Direction:
Pick out each line of the records in which the word "paper" appears.

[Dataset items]
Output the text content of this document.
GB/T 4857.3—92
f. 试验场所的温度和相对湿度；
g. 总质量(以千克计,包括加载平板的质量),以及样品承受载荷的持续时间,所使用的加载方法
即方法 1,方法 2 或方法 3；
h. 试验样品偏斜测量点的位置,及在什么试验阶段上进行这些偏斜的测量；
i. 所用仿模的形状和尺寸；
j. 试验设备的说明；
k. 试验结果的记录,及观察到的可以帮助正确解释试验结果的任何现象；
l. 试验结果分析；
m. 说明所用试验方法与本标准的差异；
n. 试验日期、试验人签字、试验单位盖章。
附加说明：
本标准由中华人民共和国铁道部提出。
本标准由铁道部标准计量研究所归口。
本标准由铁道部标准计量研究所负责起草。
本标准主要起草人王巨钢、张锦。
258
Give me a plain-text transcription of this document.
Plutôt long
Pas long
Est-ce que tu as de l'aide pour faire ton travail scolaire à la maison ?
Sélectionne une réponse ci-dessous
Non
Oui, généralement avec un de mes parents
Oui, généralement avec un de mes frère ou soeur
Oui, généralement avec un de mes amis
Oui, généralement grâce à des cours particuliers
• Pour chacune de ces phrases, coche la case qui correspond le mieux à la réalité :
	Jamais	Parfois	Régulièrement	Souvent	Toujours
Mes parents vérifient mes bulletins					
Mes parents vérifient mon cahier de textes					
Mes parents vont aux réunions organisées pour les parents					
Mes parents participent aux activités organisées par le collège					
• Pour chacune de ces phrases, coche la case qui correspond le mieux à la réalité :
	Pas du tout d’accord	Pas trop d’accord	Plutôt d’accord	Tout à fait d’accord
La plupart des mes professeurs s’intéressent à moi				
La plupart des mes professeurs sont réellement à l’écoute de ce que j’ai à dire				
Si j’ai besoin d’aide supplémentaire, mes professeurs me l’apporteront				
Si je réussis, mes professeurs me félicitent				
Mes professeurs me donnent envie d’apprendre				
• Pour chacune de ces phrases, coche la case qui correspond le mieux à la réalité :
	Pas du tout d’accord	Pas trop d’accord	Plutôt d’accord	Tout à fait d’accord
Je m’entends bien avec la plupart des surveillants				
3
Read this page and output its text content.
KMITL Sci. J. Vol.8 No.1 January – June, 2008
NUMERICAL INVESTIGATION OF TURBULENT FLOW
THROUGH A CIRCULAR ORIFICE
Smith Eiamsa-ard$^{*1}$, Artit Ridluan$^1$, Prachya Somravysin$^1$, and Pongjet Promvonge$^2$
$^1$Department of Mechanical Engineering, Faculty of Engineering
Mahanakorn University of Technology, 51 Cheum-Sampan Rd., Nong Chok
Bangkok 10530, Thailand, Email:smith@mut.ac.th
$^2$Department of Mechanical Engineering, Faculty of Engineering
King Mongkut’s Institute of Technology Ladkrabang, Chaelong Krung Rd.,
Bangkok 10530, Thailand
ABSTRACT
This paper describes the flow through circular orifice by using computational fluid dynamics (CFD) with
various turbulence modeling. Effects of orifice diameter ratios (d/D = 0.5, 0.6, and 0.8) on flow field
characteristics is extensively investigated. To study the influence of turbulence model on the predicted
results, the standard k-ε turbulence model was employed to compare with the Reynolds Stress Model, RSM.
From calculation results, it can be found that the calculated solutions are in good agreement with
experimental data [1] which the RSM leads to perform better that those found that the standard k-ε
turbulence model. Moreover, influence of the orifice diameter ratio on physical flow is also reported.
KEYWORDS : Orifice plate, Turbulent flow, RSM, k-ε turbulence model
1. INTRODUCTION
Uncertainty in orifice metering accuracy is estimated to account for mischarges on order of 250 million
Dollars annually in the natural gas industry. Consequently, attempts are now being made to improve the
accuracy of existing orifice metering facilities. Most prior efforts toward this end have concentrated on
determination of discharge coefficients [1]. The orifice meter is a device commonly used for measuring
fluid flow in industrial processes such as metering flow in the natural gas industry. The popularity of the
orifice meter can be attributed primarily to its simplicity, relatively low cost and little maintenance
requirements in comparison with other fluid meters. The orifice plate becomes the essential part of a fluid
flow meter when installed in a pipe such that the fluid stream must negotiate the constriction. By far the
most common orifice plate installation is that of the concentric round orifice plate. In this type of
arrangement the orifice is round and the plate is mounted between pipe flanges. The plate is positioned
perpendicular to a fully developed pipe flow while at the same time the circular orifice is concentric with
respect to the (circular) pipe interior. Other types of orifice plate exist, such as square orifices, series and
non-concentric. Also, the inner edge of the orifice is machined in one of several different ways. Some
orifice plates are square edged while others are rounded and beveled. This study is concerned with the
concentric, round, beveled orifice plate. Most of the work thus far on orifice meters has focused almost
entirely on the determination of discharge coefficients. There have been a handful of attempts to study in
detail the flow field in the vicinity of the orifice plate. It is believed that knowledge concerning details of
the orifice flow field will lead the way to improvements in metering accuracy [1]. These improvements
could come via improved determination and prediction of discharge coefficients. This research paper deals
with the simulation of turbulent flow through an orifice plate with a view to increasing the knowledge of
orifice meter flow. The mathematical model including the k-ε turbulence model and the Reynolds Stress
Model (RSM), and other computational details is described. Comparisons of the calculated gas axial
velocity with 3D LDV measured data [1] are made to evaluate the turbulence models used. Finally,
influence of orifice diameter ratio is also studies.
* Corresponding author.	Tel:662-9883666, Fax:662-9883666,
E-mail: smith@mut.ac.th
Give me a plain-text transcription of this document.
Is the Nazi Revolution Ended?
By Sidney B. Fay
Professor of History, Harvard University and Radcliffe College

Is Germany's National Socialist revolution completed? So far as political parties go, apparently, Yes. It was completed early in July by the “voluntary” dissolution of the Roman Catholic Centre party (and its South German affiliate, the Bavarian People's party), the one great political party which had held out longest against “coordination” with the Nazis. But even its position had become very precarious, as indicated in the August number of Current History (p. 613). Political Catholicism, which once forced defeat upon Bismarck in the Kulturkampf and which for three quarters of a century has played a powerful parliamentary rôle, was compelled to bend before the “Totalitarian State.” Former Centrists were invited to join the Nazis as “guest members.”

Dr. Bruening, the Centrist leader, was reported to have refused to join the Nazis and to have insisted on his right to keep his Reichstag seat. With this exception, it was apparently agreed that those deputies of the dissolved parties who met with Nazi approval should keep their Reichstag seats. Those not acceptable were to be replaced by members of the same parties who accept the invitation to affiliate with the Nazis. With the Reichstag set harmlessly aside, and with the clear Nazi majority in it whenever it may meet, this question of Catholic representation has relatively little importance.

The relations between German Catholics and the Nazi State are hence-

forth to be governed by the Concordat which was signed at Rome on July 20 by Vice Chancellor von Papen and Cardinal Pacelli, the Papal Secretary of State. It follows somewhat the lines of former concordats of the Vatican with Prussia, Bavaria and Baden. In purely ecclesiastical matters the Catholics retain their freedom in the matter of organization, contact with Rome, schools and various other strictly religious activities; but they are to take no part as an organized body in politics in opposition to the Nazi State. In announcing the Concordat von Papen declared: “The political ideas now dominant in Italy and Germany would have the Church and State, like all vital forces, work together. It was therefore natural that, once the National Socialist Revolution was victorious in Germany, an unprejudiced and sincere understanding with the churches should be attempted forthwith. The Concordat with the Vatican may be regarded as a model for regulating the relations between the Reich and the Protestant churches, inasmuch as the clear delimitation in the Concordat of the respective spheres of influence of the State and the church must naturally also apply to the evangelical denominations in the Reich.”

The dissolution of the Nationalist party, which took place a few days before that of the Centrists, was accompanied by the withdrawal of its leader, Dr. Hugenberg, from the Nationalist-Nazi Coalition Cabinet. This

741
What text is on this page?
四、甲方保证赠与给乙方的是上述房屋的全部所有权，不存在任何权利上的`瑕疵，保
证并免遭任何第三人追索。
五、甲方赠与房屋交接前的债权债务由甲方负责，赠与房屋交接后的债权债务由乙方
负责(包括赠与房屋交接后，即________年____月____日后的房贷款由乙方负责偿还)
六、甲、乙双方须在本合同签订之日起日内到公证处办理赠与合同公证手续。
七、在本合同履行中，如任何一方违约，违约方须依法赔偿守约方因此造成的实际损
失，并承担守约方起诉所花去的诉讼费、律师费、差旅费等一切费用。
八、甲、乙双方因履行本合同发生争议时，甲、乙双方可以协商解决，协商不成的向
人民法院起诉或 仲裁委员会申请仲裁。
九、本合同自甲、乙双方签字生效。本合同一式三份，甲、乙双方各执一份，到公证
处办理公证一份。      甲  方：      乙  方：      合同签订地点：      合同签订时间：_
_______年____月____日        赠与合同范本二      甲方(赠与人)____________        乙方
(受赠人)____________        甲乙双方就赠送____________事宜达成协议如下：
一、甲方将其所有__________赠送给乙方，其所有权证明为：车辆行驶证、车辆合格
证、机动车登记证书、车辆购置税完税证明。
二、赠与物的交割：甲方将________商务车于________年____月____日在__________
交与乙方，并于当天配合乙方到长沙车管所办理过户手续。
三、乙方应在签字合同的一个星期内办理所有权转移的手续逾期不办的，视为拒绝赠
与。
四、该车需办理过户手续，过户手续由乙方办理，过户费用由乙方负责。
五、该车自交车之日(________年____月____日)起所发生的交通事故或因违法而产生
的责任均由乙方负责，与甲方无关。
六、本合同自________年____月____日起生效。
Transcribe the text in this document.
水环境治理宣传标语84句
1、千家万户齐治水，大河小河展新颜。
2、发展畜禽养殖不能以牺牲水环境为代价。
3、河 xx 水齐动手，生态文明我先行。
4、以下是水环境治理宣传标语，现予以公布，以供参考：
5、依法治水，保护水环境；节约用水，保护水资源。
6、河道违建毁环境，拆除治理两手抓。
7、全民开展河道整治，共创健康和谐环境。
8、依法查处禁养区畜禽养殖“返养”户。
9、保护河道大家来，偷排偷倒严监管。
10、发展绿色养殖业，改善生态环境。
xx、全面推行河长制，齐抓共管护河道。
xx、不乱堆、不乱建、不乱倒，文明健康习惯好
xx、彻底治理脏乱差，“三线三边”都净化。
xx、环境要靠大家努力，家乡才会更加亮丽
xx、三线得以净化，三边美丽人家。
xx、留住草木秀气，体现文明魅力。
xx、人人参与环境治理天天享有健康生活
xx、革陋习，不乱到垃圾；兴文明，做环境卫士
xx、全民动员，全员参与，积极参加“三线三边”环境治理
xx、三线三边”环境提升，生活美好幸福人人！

Task answer:
This paper describes the flow through circular orifice by using computational fluid dynamics (CFD) with
could come via improved determination and prediction of discharge coefficients. This research paper deals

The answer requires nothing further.